Job 1:
For each of the statements (a), (b) and (c) below, say whether it agrees with the article on Argosy University's federal student aid. Answer yes or no, and quote the deciding words of the article. (a) The Department of Education gave Feb. 27th as the effective date of the termination. (b) The Feb. 27th letter approved the change of ownership for Argosy. (c) The Argosy-Hawaii campus oversees the American Samoa branch.
** START Document **
Pago Pago, AMERICAN SAMOA — Argosy University’s participation in the student financial aid — Title IV — programs has been terminated by the US Department of Education, which gave an effective date of Feb. 27th, which is also the date of a USDOE letter to Mark E. Dottore, the federal court-appointed Receiver for Argosy and other institutions owned by California-based Dream Center Education Holdings (DCEH) LLC.

Additionally, Argosy has not paid more than $16 million in student-stipends, received under the Title IV programs.

Argosy- Hawaii campus oversees the American Samoa branch.

The Feb. 27th letter from Michael J. Frola, director of USDOE Multi-Regional and Foreign Schools Participation Division (MRFSPD), also denies the request for change of ownership pertaining to Argosy, which was previously owned by Education Management Corporation (or EDMC).

In the letter — which was also addressed to DCEH board chairman Randall K. Barton — Frola noted that MRFSPD has received Argosy’s application for approval of change in ownership (CIO) or structure resulting in a change of control. The CIO was accomplished pursuant to terms of the purchase agreement dated Feb. 24, 2017 between EDMC and the Dream Center Foundation, a California nonprofit corporation, and its affiliates including DCEH. The CIO’s final closing was January of last year

The parties to the purchase agreement also requested USDOE’s approval of the institution’s conversion from for-profit to nonprofit status as a result of its new ownership, said Frola, who noted that the letter addressed only USDOE’s determination in regards to Argosy — but not other institutions owned by DCEH.
** END Document **
Job 2:
Arrange as a JSON list of strings only the rows from the line with "contact-phone[interactable] [159, 78, 332, 110]" up to and including the line with "phone-icon [170, 85, 188, 103]", one string per line.
** START Information provided **
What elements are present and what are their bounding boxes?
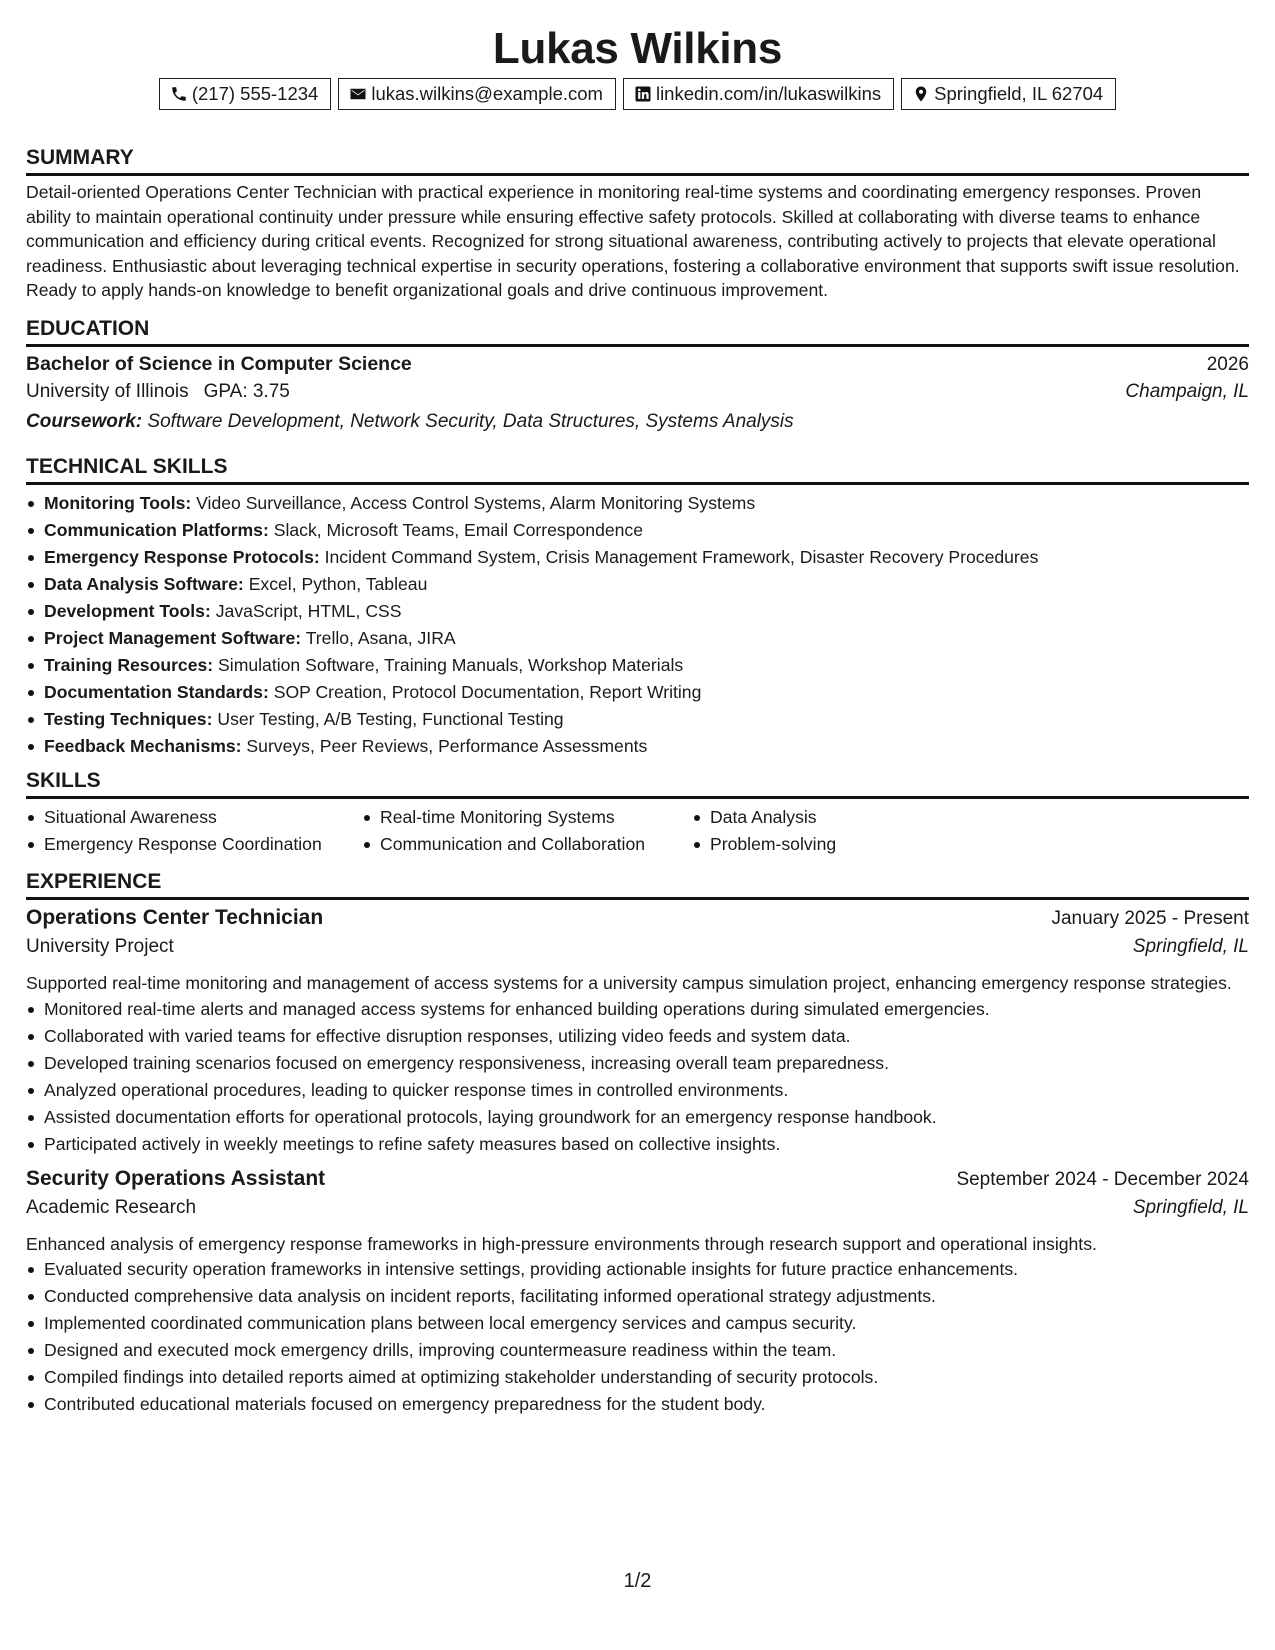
contact-phone[interactable] [159, 78, 332, 110]
job-entry [26, 906, 1249, 1158]
candidate-name: Lukas Wilkins [492, 24, 783, 73]
degree-title: Bachelor of Science in Computer Science [26, 352, 412, 375]
job-bullets [26, 1256, 1249, 1418]
phone-icon [170, 85, 188, 103]
job-bullet-item: Participated actively in weekly meetings to refine safety measures based on collective insights. [26, 1131, 1249, 1158]
skill-item: Problem-solving [692, 831, 992, 858]
graduation-year: 2026 [1206, 353, 1249, 375]
job-bullets [26, 996, 1249, 1158]
technical-skill-value: Incident Command System, Crisis Management Framework, Disaster Recovery Procedures [324, 546, 1039, 567]
experience-heading: EXPERIENCE [26, 870, 1249, 900]
contact-email-text: lukas.wilkins@example.com [371, 83, 603, 104]
job-organization: University Project [26, 935, 174, 957]
job-bullet-item: Implemented coordinated communication plans between local emergency services and campus security. [26, 1310, 1249, 1337]
job-bullet-item: Assisted documentation efforts for operational protocols, laying groundwork for an emergency response handbook. [26, 1104, 1249, 1131]
skill-item: Emergency Response Coordination [26, 831, 362, 858]
job-entry [26, 1167, 1249, 1419]
envelope-icon [349, 85, 367, 103]
technical-skill-value: Simulation Software, Training Manuals, Workshop Materials [218, 654, 684, 675]
technical-skill-value: Surveys, Peer Reviews, Performance Assessments [246, 735, 648, 756]
page-indicator: 1/2 [623, 1570, 652, 1592]
technical-skills-heading: TECHNICAL SKILLS [26, 455, 1249, 485]
contact-location [901, 78, 1116, 110]
job-header-row [26, 906, 1249, 936]
job-bullet-item: Developed training scenarios focused on emergency responsiveness, increasing overall team preparedness. [26, 1050, 1249, 1077]
summary-text: Detail-oriented Operations Center Technician with practical experience in monitoring real-time systems and coordinating emergency responses. Proven ability to maintain operational continuity under pressure while ensuring effective safety protocols. Skilled at collaborating with diverse teams to enhance communication and efficiency during critical events. Recognized for strong situational awareness, contributing actively to projects that elevate operational readiness. Enthusiastic about leveraging technical expertise in security operations, fostering a collaborative environment that supports swift issue resolution. Ready to apply hands-on knowledge to benefit organizational goals and drive continuous improvement. [26, 182, 1240, 301]
skill-item: Situational Awareness [26, 804, 362, 831]
education-section [26, 317, 1249, 441]
technical-skills-section [26, 455, 1249, 760]
technical-skill-label: Development Tools: [44, 600, 211, 621]
technical-skill-item [26, 733, 1249, 760]
job-dates: September 2024 - December 2024 [956, 1168, 1249, 1190]
technical-skill-item [26, 517, 1249, 544]
education-heading: EDUCATION [26, 317, 1249, 347]
job-bullet-item: Analyzed operational procedures, leading to quicker response times in controlled environments. [26, 1077, 1249, 1104]
job-title: Security Operations Assistant [26, 1166, 326, 1190]
job-bullet-item: Conducted comprehensive data analysis on incident reports, facilitating informed operational strategy adjustments. [26, 1283, 1249, 1310]
technical-skill-label: Testing Techniques: [44, 708, 213, 729]
technical-skill-label: Data Analysis Software: [44, 573, 244, 594]
technical-skill-value: Slack, Microsoft Teams, Email Correspondence [273, 519, 644, 540]
contact-bar [26, 78, 1249, 110]
technical-skill-value: Excel, Python, Tableau [248, 573, 428, 594]
contact-linkedin[interactable] [623, 78, 894, 110]
job-bullet-item: Collaborated with varied teams for effective disruption responses, utilizing video feeds and system data. [26, 1023, 1249, 1050]
contact-location-text: Springfield, IL 62704 [934, 83, 1104, 104]
coursework [26, 411, 1249, 441]
summary-heading: SUMMARY [26, 146, 1249, 176]
job-location: Springfield, IL [1132, 935, 1249, 957]
skills-column [26, 804, 362, 858]
coursework-label: Coursework: [26, 410, 143, 432]
technical-skill-label: Emergency Response Protocols: [44, 546, 320, 567]
skills-column [692, 804, 992, 858]
skills-section [26, 769, 1249, 858]
job-description: Supported real-time monitoring and management of access systems for a university campus simulation project, enhancing emergency response strategies. [26, 972, 1232, 993]
technical-skill-value: Video Surveillance, Access Control Systems, Alarm Monitoring Systems [196, 492, 756, 513]
job-bullet-item: Designed and executed mock emergency drills, improving countermeasure readiness within the team. [26, 1337, 1249, 1364]
school-info [26, 381, 290, 403]
resume-page [26, 0, 1249, 1418]
job-org-row [26, 1197, 1249, 1228]
contact-phone-text: (217) 555-1234 [191, 83, 319, 104]
technical-skill-value: User Testing, A/B Testing, Functional Testing [217, 708, 564, 729]
technical-skill-item [26, 544, 1249, 571]
job-org-row [26, 936, 1249, 967]
technical-skill-label: Communication Platforms: [44, 519, 269, 540]
education-school-row [26, 381, 1249, 411]
job-dates: January 2025 - Present [1051, 907, 1249, 929]
job-bullet-item: Contributed educational materials focused on emergency preparedness for the student body. [26, 1391, 1249, 1418]
experience-section [26, 870, 1249, 1418]
skills-heading: SKILLS [26, 769, 1249, 799]
technical-skill-label: Monitoring Tools: [44, 492, 192, 513]
technical-skill-label: Documentation Standards: [44, 681, 269, 702]
contact-email[interactable] [338, 78, 616, 110]
technical-skill-item [26, 652, 1249, 679]
technical-skill-item [26, 490, 1249, 517]
skill-item: Real-time Monitoring Systems [362, 804, 692, 831]
job-header-row [26, 1167, 1249, 1197]
education-degree-row [26, 353, 1249, 381]
contact-linkedin-text: linkedin.com/in/lukaswilkins [655, 83, 882, 104]
skills-grid [26, 804, 1249, 858]
gpa: GPA: 3.75 [203, 380, 290, 402]
linkedin-icon [634, 85, 652, 103]
technical-skill-value: Trello, Asana, JIRA [305, 627, 456, 648]
skills-column [362, 804, 692, 858]
job-bullet-item: Evaluated security operation frameworks in intensive settings, providing actionable insights for future practice enhancements. [26, 1256, 1249, 1283]
summary-section [26, 146, 1249, 303]
technical-skill-item [26, 679, 1249, 706]
technical-skills-list [26, 490, 1249, 760]
school-location: Champaign, IL [1125, 380, 1249, 402]
job-location: Springfield, IL [1132, 1196, 1249, 1218]
technical-skill-label: Training Resources: [44, 654, 214, 675]
location-pin-icon [912, 85, 930, 103]
coursework-list: Software Development, Network Security, Data Structures, Systems Analysis [147, 410, 794, 432]
technical-skill-label: Project Management Software: [44, 627, 302, 648]
skill-item: Data Analysis [692, 804, 992, 831]
job-description: Enhanced analysis of emergency response frameworks in high-pressure environments through research support and operational insights. [26, 1233, 1097, 1254]
skill-item: Communication and Collaboration [362, 831, 692, 858]
job-organization: Academic Research [26, 1196, 197, 1218]
technical-skill-value: JavaScript, HTML, CSS [215, 600, 402, 621]
technical-skill-value: SOP Creation, Protocol Documentation, Report Writing [273, 681, 702, 702]
school-name: University of Illinois [26, 380, 189, 402]
job-bullet-item: Compiled findings into detailed reports aimed at optimizing stakeholder understanding of security protocols. [26, 1364, 1249, 1391]
technical-skill-item [26, 706, 1249, 733]
job-bullet-item: Monitored real-time alerts and managed access systems for enhanced building operations during simulated emergencies. [26, 996, 1249, 1023]
technical-skill-item [26, 625, 1249, 652]
technical-skill-label: Feedback Mechanisms: [44, 735, 242, 756]
technical-skill-item [26, 571, 1249, 598]
technical-skill-item [26, 598, 1249, 625]
job-title: Operations Center Technician [26, 905, 324, 929]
** END Information provided **
Task output 1:
(a) Yes: "which gave an effective date of Feb. 27th"
(b) No: "also denies the request for change of ownership pertaining to Argosy"
(c) Yes: "Argosy- Hawaii campus oversees the American Samoa branch."

Task output 2:
[
  "contact-phone[interactable] [159, 78, 332, 110]",
  "job-entry [26, 906, 1249, 1158]",
  "candidate-name: Lukas Wilkins [492, 24, 783, 73]",
  "degree-title: Bachelor of Science in Computer Science [26, 352, 412, 375]",
  "job-bullets [26, 1256, 1249, 1418]",
  "phone-icon [170, 85, 188, 103]"
]